— begin INPUT FOR THIS TASK —

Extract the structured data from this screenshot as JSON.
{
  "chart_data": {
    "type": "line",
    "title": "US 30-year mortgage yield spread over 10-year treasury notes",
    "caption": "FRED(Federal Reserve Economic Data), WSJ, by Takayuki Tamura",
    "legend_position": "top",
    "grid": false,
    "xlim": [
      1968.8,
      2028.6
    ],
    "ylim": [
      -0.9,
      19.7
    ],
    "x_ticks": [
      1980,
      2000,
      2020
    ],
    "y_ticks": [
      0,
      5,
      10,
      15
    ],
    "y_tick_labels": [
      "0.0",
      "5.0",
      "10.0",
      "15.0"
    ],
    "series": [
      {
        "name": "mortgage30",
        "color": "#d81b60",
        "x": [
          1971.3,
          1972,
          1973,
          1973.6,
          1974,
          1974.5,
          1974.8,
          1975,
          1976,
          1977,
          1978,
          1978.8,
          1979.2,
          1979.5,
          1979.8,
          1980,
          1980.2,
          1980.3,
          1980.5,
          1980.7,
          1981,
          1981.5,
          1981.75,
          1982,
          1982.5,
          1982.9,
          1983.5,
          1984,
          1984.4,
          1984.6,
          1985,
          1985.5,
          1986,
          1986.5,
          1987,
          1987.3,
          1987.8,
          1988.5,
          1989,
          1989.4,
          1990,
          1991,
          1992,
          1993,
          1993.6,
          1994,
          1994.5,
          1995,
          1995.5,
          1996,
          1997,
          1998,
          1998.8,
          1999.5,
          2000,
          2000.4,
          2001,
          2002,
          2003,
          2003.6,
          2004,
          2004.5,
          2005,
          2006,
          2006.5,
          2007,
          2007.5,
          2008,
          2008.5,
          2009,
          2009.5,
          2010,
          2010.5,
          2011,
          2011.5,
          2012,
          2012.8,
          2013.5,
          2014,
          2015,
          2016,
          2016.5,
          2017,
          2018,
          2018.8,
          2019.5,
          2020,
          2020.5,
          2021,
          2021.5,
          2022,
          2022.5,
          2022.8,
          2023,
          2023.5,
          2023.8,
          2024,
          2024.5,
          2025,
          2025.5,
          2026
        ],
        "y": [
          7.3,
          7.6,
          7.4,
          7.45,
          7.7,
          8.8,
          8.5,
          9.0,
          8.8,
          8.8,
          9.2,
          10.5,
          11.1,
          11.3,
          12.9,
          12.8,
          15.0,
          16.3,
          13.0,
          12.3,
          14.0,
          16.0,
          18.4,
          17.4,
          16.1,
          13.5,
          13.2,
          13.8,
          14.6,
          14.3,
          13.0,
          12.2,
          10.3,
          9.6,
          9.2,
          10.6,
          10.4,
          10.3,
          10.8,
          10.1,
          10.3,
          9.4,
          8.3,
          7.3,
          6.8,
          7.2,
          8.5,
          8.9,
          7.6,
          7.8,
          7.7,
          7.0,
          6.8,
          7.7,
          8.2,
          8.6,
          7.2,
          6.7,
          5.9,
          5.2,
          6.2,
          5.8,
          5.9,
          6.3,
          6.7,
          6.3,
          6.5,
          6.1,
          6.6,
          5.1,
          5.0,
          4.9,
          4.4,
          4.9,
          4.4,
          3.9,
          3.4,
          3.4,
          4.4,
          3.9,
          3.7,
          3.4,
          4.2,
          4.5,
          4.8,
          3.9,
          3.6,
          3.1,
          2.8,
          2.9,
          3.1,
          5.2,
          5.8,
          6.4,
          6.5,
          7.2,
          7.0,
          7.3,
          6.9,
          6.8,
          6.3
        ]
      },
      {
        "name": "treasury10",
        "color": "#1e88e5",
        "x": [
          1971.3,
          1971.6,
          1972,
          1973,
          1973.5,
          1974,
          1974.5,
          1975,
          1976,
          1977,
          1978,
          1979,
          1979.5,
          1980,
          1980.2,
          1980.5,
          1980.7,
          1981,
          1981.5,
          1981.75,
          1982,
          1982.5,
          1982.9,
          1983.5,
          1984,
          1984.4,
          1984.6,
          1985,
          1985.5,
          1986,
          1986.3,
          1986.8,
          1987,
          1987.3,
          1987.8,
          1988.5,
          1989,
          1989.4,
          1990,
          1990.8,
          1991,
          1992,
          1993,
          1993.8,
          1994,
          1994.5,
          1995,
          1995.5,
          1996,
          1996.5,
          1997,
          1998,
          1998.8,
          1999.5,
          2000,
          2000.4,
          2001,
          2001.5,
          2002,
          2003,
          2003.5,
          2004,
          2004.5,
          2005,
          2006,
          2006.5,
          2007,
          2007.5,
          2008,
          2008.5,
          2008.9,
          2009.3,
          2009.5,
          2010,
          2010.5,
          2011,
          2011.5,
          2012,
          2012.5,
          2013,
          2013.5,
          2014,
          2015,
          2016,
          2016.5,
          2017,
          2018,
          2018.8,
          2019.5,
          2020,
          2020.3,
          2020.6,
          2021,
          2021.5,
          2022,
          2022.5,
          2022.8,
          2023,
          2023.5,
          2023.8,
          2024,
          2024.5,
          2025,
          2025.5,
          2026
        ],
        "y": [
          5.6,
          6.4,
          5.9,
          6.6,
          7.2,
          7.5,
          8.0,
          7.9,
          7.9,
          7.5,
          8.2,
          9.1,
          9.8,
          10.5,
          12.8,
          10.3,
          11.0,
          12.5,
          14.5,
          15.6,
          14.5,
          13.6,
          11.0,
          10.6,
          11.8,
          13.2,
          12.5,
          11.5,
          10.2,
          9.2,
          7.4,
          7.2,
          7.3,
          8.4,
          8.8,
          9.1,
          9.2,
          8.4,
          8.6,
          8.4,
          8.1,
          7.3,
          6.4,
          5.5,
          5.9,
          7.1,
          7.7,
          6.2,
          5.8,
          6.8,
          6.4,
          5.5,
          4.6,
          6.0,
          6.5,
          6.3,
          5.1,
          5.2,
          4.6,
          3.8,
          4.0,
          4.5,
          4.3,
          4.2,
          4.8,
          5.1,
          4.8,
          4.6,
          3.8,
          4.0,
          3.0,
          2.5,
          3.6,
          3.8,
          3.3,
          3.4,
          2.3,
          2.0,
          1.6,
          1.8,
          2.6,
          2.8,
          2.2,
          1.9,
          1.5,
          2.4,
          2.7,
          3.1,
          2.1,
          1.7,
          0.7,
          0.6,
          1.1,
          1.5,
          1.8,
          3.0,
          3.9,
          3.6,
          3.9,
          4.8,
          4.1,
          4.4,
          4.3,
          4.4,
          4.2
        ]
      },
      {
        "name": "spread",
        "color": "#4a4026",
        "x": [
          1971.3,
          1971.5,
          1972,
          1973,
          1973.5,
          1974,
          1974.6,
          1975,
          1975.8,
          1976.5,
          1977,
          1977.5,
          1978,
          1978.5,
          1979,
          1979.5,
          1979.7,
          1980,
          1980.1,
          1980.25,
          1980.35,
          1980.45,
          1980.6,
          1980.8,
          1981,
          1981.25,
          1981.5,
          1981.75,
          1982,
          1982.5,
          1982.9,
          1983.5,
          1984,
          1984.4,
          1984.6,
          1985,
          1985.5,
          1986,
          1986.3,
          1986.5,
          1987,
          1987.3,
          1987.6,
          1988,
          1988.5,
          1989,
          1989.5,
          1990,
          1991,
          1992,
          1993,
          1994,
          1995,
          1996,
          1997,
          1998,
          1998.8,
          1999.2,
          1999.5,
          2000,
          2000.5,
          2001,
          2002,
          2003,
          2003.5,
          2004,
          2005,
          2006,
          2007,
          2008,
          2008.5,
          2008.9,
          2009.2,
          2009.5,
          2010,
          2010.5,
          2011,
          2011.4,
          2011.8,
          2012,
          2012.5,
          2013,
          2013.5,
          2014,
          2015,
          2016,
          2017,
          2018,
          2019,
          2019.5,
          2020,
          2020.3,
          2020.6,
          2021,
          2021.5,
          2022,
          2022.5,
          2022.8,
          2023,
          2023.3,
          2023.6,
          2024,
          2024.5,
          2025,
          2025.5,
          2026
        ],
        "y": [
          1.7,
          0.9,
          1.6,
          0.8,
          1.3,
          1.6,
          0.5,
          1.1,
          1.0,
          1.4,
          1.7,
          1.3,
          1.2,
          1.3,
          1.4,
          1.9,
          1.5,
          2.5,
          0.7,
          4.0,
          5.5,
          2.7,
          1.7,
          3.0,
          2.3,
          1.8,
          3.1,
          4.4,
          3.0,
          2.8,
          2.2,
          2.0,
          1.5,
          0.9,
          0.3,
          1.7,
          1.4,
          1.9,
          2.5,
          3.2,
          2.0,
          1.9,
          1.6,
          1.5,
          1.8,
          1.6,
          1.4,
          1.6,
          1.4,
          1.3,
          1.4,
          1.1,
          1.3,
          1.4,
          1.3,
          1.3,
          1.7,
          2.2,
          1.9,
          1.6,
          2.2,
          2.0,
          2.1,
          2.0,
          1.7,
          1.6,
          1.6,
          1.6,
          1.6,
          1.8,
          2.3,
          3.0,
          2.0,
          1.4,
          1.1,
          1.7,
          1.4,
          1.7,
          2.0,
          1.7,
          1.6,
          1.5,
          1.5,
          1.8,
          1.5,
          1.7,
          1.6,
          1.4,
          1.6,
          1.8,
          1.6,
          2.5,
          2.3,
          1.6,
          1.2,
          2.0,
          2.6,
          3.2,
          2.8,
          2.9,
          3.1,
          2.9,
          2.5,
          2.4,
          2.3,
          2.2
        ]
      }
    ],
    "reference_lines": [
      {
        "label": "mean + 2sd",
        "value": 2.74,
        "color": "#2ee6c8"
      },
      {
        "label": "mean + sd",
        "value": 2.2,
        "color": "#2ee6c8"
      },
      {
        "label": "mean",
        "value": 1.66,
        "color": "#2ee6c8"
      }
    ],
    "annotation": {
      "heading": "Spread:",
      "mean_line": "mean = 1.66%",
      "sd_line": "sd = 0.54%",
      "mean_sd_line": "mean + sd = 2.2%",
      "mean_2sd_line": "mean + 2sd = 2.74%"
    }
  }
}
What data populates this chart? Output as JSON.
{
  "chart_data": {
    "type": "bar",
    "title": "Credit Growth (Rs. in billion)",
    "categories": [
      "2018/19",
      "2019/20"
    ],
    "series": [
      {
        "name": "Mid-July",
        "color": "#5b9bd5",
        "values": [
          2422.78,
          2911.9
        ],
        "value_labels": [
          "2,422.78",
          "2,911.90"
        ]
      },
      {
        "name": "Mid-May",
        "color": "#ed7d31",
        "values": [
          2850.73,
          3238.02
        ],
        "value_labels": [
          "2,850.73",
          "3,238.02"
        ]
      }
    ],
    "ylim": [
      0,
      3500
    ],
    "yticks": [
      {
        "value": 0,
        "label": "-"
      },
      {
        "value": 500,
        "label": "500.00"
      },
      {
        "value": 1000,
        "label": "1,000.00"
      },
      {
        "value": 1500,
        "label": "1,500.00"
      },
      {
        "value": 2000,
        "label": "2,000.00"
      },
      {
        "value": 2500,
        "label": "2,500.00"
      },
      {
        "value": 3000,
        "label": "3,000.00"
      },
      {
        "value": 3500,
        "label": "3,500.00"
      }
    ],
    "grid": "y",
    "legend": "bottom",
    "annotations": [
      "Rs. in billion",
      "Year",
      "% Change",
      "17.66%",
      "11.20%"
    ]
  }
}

— end INPUT FOR THIS TASK —

-- PROBLEM TO SOLVE --
Identify every line where the string "JSON" appears.

-- TASK RESULT --
Extract the structured data from this screenshot as JSON.
What data populates this chart? Output as JSON.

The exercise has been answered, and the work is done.